Stored dataset items
[Begin]

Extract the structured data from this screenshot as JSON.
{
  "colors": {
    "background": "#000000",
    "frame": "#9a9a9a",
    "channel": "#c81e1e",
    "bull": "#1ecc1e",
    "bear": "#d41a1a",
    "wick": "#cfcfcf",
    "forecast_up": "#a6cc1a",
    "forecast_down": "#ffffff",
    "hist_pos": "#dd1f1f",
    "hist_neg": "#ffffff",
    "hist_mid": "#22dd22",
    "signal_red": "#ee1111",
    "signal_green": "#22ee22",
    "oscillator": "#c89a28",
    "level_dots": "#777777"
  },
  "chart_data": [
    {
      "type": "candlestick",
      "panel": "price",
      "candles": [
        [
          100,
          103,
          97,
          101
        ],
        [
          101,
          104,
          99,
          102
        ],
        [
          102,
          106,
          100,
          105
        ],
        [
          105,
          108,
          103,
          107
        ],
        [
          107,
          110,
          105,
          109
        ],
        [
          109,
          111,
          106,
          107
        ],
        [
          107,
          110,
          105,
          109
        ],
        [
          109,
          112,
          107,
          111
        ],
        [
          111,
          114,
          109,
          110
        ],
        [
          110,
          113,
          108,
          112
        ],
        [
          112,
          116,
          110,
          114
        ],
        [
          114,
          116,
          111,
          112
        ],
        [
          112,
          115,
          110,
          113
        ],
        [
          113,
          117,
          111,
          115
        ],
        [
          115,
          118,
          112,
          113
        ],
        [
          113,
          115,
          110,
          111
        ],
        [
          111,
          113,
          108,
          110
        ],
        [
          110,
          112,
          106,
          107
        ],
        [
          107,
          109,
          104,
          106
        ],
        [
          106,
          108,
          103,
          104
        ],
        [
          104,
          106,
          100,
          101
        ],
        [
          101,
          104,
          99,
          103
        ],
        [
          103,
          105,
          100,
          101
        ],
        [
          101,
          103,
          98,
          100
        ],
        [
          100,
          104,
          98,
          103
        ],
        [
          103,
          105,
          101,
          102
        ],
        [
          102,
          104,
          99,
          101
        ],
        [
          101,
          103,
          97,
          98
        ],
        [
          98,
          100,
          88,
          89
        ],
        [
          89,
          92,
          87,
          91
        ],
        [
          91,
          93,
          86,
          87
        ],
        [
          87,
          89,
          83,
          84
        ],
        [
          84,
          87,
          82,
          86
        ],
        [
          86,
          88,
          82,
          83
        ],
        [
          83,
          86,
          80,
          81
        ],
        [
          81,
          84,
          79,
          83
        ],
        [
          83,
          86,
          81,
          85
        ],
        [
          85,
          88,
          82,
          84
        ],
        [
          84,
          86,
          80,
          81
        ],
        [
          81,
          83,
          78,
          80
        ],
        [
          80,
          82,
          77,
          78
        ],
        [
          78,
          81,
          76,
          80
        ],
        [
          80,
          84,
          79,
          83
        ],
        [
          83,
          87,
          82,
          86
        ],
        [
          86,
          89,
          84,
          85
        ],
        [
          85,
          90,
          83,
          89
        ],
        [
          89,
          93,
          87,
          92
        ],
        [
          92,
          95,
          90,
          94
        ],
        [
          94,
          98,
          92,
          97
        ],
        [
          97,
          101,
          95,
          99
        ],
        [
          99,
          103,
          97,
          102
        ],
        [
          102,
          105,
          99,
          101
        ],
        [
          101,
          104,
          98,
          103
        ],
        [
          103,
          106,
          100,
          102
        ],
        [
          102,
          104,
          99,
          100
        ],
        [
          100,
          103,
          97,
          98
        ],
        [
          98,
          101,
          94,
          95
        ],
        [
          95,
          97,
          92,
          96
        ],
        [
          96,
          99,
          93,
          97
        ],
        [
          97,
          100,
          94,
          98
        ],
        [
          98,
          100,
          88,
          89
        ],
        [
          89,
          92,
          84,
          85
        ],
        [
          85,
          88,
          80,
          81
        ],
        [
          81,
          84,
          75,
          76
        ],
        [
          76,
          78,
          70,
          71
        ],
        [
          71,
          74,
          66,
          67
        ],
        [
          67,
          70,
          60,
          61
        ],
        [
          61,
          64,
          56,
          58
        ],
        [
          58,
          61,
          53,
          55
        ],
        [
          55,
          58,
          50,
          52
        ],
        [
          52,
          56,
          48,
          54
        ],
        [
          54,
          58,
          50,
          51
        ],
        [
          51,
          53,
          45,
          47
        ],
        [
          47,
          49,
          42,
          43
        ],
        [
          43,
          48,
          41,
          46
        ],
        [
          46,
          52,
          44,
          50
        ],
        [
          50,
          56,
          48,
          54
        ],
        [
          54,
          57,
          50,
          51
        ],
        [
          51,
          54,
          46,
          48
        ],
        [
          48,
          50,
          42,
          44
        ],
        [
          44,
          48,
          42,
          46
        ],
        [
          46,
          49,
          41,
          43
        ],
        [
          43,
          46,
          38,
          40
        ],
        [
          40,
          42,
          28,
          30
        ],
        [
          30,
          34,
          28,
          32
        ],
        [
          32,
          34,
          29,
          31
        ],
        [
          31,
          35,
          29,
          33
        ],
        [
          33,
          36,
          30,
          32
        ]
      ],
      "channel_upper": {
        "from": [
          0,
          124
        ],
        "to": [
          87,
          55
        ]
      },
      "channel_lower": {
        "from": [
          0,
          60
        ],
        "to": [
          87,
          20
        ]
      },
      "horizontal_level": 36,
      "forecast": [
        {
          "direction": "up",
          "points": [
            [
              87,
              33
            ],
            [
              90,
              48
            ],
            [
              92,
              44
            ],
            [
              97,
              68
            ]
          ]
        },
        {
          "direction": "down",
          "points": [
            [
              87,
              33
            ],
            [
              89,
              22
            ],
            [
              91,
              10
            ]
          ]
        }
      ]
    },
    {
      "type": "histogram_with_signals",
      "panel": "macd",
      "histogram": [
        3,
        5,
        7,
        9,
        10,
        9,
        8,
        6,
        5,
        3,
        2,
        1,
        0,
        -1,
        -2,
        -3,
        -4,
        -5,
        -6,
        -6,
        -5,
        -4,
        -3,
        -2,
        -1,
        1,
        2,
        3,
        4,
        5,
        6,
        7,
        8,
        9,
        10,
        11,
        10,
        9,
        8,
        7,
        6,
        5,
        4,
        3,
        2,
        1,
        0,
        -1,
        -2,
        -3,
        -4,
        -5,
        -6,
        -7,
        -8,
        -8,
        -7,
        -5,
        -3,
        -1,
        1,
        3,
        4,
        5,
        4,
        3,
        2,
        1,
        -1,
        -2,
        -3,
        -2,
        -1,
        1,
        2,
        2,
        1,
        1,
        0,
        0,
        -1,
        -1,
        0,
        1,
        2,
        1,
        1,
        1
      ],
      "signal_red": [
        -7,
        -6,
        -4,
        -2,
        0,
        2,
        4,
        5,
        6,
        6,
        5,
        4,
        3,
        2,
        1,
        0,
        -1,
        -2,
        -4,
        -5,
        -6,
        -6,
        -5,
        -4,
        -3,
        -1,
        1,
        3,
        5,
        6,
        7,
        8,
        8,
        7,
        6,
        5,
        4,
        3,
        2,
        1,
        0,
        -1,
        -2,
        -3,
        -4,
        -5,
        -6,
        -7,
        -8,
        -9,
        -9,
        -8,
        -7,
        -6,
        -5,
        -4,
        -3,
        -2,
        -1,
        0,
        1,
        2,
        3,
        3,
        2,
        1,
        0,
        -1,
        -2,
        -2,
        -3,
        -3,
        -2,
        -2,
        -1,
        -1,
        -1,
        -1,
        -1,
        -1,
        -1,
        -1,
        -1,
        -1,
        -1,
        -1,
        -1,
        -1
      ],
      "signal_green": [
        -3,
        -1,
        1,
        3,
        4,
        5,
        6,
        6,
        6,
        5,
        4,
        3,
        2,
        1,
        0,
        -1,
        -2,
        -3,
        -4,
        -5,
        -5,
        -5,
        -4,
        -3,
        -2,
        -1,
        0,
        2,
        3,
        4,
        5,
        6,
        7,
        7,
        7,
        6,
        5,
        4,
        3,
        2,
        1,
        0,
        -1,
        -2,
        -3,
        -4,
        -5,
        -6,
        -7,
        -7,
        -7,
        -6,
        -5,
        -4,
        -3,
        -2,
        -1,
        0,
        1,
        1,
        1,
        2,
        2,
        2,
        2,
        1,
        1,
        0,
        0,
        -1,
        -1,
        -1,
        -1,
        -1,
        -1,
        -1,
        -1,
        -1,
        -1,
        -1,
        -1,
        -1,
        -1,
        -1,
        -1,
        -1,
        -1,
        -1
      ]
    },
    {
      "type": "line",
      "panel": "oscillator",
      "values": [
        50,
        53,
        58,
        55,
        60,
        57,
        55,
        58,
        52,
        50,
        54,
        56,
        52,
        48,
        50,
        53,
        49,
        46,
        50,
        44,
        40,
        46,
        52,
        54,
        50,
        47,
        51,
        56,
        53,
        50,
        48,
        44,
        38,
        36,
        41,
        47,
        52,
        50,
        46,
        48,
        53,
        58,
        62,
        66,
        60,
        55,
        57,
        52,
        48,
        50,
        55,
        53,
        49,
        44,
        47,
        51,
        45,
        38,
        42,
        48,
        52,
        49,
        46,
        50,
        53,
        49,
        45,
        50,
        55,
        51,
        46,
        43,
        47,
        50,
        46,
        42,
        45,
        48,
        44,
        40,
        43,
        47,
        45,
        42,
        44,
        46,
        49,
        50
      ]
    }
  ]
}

[End]

Work out how many lines of the data above contain the string "ffffff" and give the number alone.

2